(Collection entries)
___

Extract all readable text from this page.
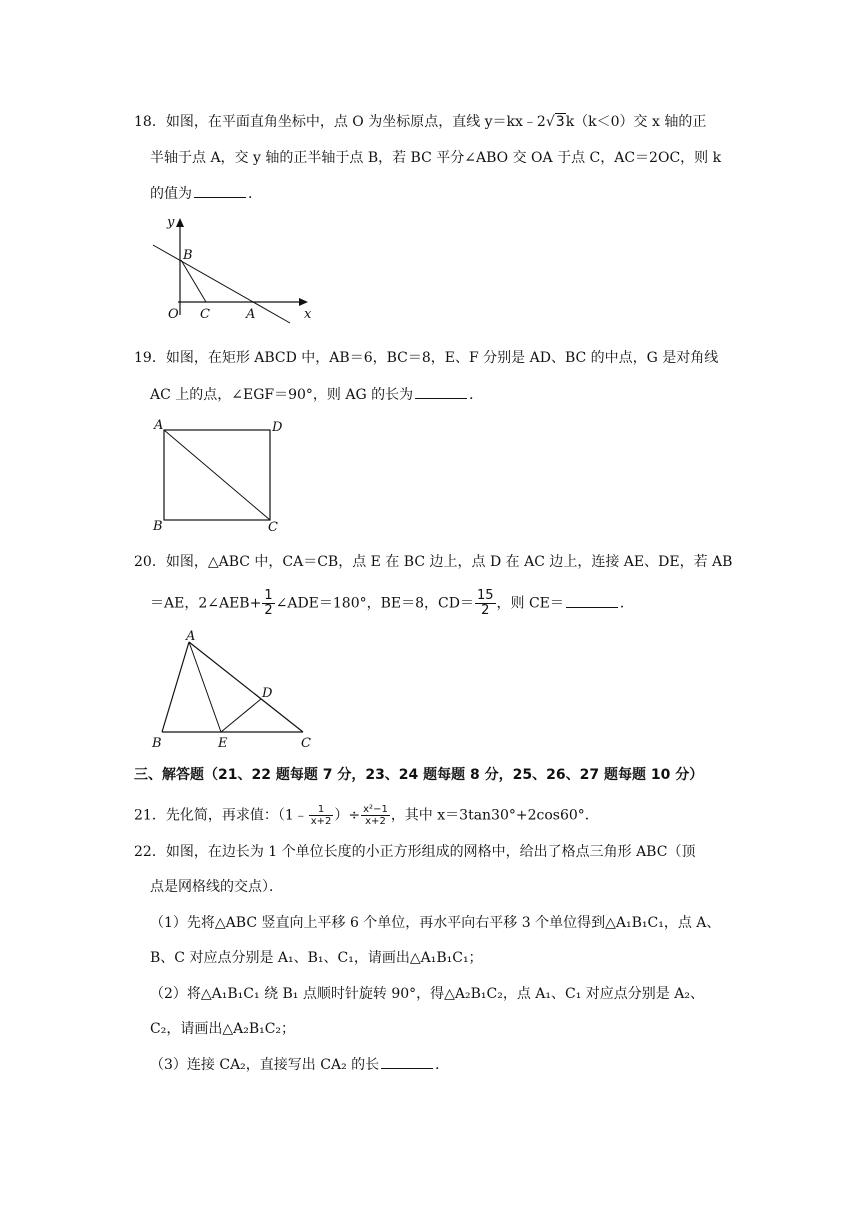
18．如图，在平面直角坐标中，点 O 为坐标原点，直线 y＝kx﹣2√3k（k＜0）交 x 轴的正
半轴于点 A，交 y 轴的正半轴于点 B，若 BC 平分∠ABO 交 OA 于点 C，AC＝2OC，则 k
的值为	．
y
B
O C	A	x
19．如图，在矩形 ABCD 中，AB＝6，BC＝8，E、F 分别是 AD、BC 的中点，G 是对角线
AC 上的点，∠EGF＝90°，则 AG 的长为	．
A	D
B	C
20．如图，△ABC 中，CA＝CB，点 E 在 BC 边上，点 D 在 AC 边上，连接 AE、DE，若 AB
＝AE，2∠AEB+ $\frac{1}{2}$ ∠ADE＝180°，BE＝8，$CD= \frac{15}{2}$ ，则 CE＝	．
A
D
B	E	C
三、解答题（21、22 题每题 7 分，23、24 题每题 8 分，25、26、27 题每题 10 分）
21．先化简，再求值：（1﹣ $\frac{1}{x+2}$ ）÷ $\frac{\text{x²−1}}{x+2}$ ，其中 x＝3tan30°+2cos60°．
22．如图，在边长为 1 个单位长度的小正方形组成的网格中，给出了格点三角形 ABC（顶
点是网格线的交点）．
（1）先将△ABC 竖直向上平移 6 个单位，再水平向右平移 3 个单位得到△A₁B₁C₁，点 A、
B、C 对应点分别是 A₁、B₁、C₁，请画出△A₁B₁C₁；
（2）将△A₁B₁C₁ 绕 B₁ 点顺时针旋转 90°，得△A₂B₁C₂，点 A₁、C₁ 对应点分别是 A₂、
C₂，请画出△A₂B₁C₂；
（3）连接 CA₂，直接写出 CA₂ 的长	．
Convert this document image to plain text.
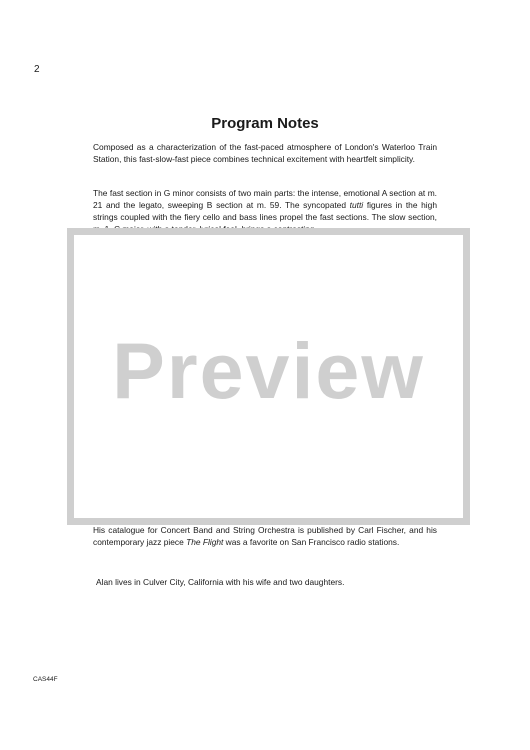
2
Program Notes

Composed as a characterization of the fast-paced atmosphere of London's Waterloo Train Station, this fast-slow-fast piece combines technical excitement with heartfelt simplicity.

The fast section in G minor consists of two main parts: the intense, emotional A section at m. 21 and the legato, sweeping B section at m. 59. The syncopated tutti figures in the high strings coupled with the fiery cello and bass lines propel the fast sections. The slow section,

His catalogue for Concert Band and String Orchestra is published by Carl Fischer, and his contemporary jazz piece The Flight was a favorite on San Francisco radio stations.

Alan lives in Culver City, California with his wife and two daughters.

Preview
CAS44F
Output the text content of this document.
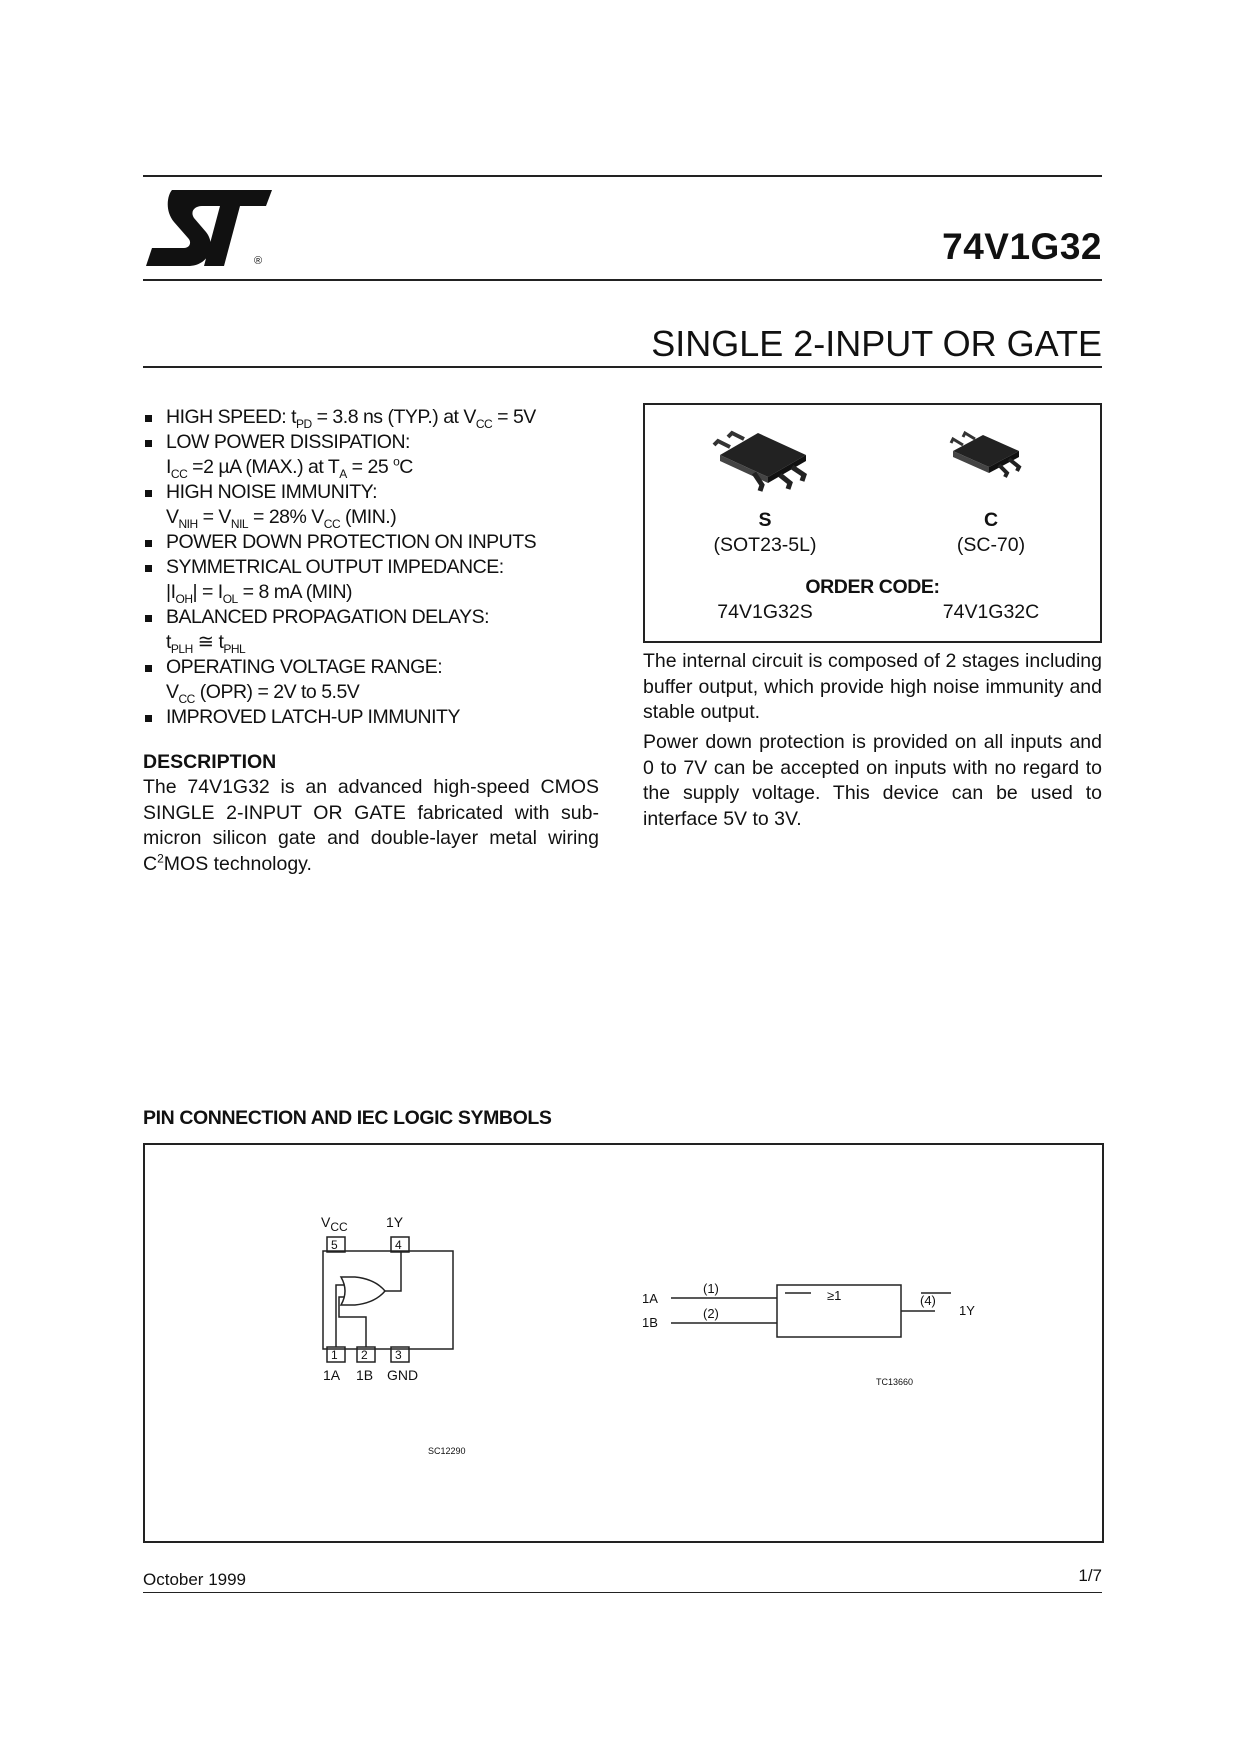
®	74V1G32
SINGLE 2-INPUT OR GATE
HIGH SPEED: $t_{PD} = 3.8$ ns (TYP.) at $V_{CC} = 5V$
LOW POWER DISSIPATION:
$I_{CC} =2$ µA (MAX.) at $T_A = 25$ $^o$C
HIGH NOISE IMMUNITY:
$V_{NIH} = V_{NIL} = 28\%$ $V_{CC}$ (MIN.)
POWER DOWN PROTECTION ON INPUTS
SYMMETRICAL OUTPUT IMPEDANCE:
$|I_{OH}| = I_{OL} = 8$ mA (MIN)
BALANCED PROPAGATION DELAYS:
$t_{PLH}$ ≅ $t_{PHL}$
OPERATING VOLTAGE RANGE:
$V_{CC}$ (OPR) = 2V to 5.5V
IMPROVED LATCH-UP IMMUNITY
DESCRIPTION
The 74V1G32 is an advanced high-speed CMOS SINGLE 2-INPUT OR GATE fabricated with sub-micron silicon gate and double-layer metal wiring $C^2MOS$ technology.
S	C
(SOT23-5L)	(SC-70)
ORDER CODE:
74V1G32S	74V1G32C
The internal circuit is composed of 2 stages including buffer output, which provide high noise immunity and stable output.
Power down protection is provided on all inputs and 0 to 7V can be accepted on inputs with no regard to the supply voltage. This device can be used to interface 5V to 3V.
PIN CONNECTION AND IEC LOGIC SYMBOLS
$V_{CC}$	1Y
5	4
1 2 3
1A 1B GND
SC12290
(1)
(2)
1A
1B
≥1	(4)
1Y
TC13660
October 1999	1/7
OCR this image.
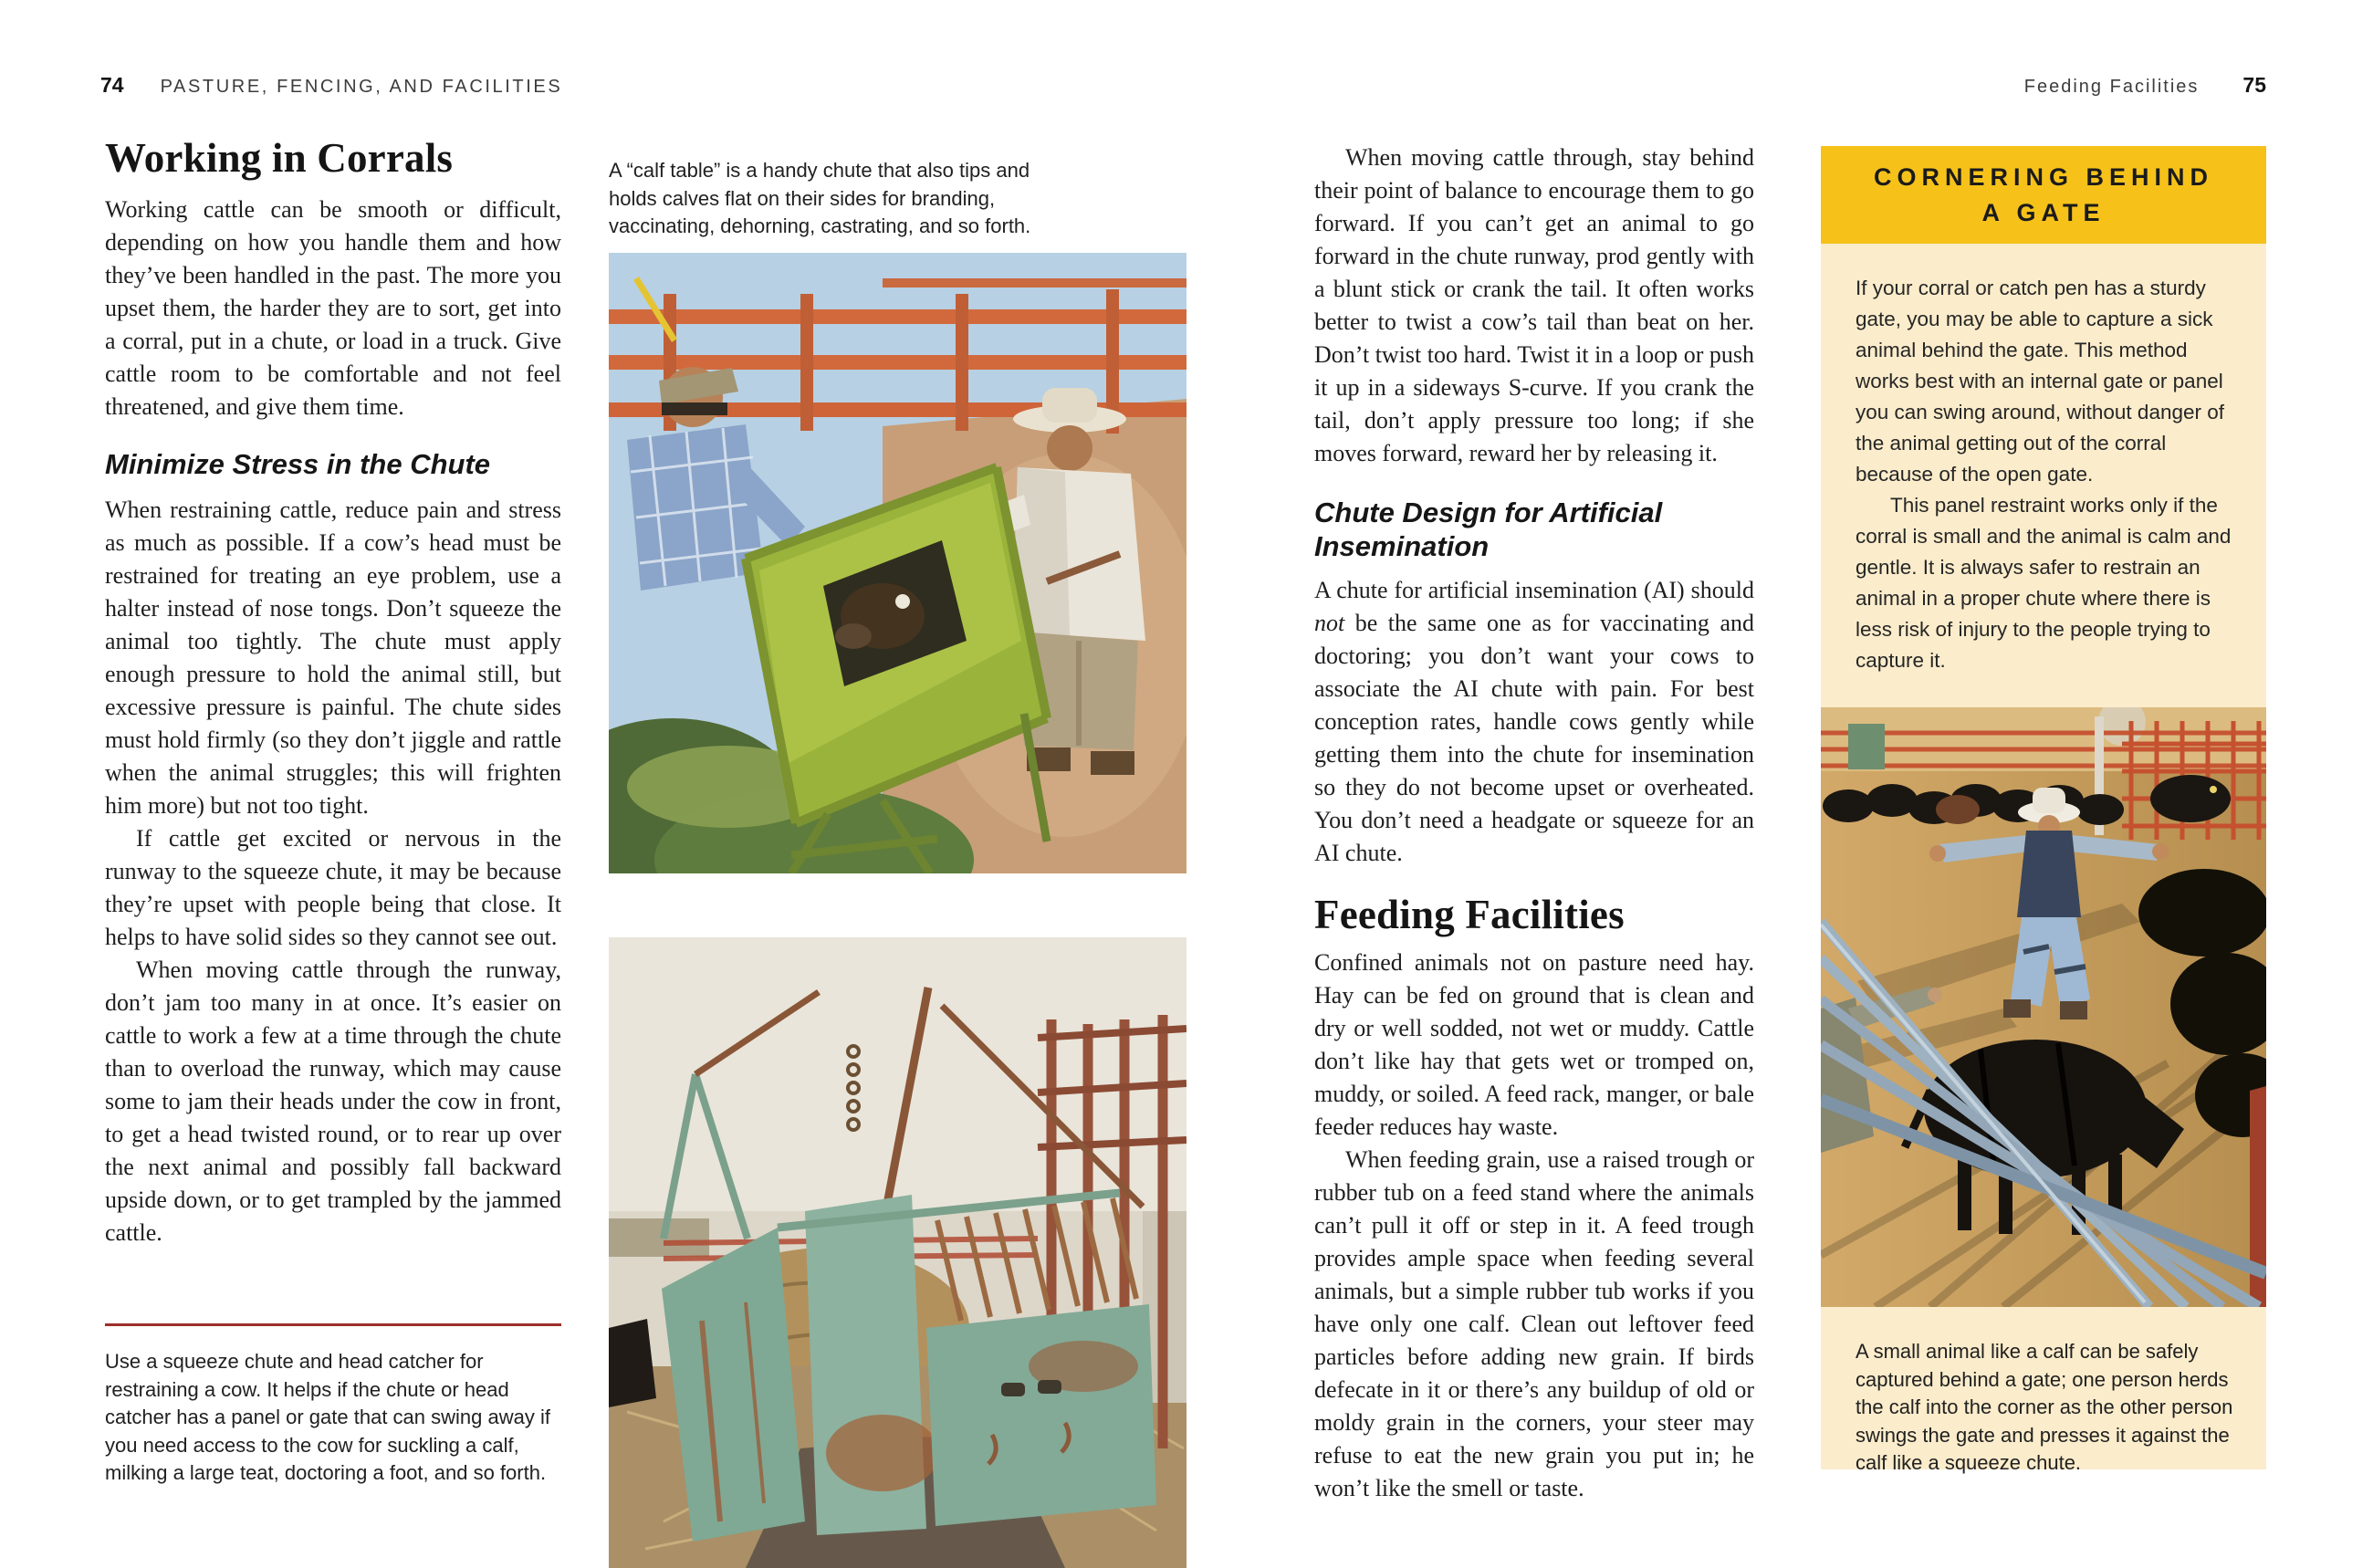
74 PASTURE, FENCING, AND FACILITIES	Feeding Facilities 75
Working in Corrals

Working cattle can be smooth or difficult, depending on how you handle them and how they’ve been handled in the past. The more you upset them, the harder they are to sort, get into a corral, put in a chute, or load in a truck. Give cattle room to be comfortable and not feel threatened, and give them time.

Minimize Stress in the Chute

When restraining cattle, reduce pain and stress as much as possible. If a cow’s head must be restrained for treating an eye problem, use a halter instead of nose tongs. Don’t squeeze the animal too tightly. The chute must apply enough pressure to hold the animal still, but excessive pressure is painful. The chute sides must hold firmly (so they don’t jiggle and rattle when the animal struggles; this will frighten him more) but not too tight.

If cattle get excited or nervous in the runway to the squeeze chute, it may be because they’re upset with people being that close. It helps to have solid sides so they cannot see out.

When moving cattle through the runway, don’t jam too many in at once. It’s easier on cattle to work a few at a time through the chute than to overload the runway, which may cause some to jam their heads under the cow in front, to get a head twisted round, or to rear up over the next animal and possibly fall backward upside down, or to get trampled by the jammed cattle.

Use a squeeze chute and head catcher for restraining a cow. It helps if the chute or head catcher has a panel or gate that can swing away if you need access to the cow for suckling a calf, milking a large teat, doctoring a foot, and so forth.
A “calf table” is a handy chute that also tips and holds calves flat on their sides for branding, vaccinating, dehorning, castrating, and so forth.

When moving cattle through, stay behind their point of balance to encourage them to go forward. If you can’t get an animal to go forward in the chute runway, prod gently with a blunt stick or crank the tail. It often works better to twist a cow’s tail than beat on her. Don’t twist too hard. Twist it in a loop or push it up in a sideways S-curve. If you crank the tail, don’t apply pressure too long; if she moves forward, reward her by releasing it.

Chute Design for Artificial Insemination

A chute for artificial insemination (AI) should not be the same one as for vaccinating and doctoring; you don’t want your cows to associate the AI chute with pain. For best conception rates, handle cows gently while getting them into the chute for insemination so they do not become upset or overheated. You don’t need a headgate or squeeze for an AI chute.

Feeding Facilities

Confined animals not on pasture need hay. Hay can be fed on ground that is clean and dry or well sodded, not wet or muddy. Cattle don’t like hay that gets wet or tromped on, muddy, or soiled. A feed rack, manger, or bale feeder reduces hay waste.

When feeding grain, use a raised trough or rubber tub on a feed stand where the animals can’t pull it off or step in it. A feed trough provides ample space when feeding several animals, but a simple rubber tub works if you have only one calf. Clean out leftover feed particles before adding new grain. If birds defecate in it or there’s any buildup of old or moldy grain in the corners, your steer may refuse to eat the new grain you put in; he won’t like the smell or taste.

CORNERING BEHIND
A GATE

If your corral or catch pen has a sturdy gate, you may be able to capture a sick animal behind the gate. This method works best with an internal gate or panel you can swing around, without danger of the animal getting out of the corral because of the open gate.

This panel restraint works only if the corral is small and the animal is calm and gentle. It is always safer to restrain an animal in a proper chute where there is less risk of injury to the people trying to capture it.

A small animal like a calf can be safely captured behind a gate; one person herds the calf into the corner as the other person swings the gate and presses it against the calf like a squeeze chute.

___

* **Request**: Among the records above, find each line holding the string "restraining" and pull it out.

* **Response to this task**:
When restraining cattle, reduce pain and stress as much as possible. If a cow’s head must be restrained for treating an eye problem, use a halter instead of nose tongs. Don’t squeeze the animal too tightly. The chute must apply enough pressure to hold the animal still, but excessive pressure is painful. The chute sides must hold firmly (so they don’t jiggle and rattle when the animal struggles; this will frighten him more) but not too tight.
Use a squeeze chute and head catcher for restraining a cow. It helps if the chute or head catcher has a panel or gate that can swing away if you need access to the cow for suckling a calf, milking a large teat, doctoring a foot, and so forth.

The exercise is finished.